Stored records
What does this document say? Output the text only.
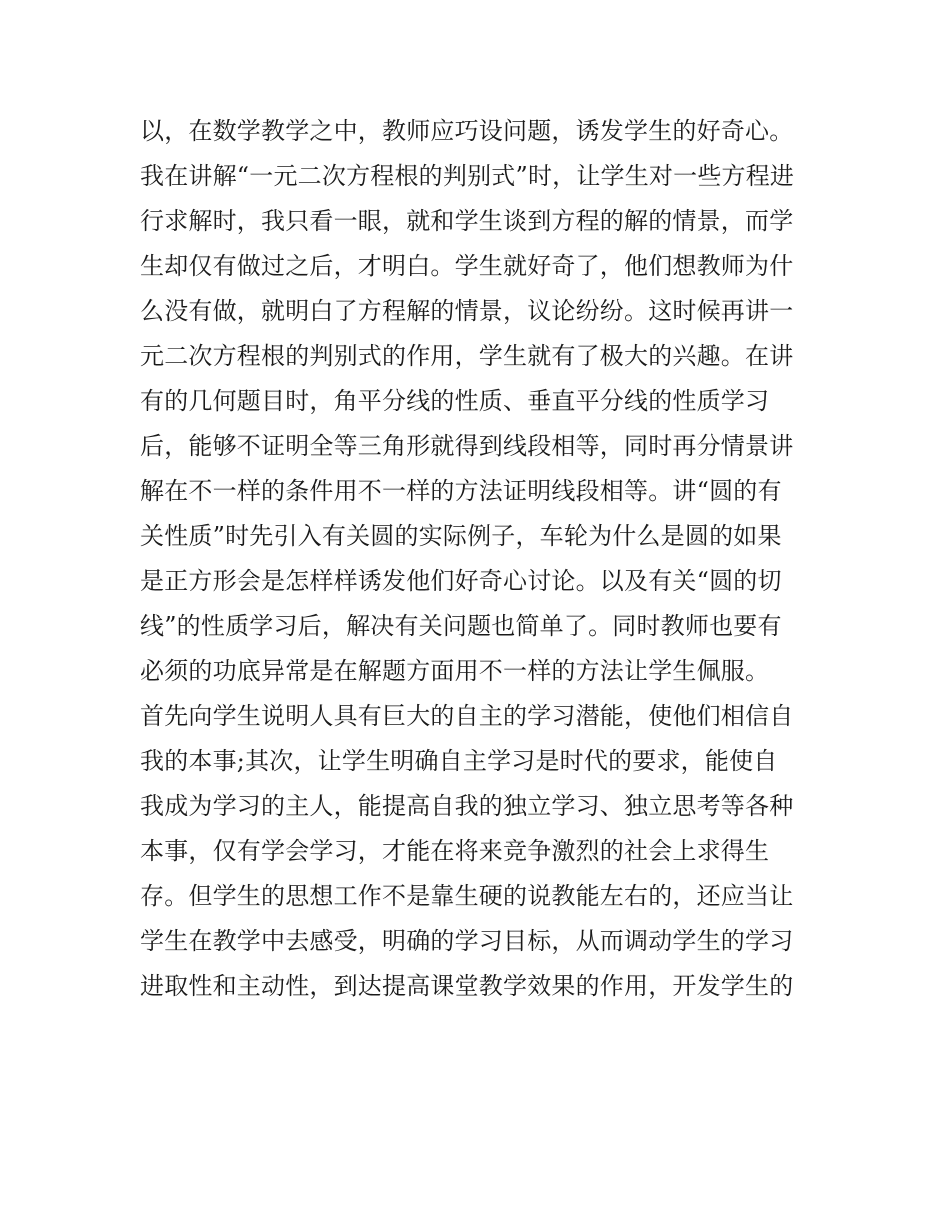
以，在数学教学之中，教师应巧设问题，诱发学生的好奇心。
我在讲解“一元二次方程根的判别式”时，让学生对一些方程进
行求解时，我只看一眼，就和学生谈到方程的解的情景，而学
生却仅有做过之后，才明白。学生就好奇了，他们想教师为什
么没有做，就明白了方程解的情景，议论纷纷。这时候再讲一
元二次方程根的判别式的作用，学生就有了极大的兴趣。在讲
有的几何题目时，角平分线的性质、垂直平分线的性质学习
后，能够不证明全等三角形就得到线段相等，同时再分情景讲
解在不一样的条件用不一样的方法证明线段相等。讲“圆的有
关性质”时先引入有关圆的实际例子，车轮为什么是圆的如果
是正方形会是怎样样诱发他们好奇心讨论。以及有关“圆的切
线”的性质学习后，解决有关问题也简单了。同时教师也要有
必须的功底异常是在解题方面用不一样的方法让学生佩服。
首先向学生说明人具有巨大的自主的学习潜能，使他们相信自
我的本事;其次，让学生明确自主学习是时代的要求，能使自
我成为学习的主人，能提高自我的独立学习、独立思考等各种
本事，仅有学会学习，才能在将来竞争激烈的社会上求得生
存。但学生的思想工作不是靠生硬的说教能左右的，还应当让
学生在教学中去感受，明确的学习目标，从而调动学生的学习
进取性和主动性，到达提高课堂教学效果的作用，开发学生的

> [Aim of the exercise]
Restate the entire listing word for word, excluding pictures.

> [Complete answer]
What does this document say? Output the text only.
以，在数学教学之中，教师应巧设问题，诱发学生的好奇心。
我在讲解“一元二次方程根的判别式”时，让学生对一些方程进
行求解时，我只看一眼，就和学生谈到方程的解的情景，而学
生却仅有做过之后，才明白。学生就好奇了，他们想教师为什
么没有做，就明白了方程解的情景，议论纷纷。这时候再讲一
元二次方程根的判别式的作用，学生就有了极大的兴趣。在讲
有的几何题目时，角平分线的性质、垂直平分线的性质学习
后，能够不证明全等三角形就得到线段相等，同时再分情景讲
解在不一样的条件用不一样的方法证明线段相等。讲“圆的有
关性质”时先引入有关圆的实际例子，车轮为什么是圆的如果
是正方形会是怎样样诱发他们好奇心讨论。以及有关“圆的切
线”的性质学习后，解决有关问题也简单了。同时教师也要有
必须的功底异常是在解题方面用不一样的方法让学生佩服。
首先向学生说明人具有巨大的自主的学习潜能，使他们相信自
我的本事;其次，让学生明确自主学习是时代的要求，能使自
我成为学习的主人，能提高自我的独立学习、独立思考等各种
本事，仅有学会学习，才能在将来竞争激烈的社会上求得生
存。但学生的思想工作不是靠生硬的说教能左右的，还应当让
学生在教学中去感受，明确的学习目标，从而调动学生的学习
进取性和主动性，到达提高课堂教学效果的作用，开发学生的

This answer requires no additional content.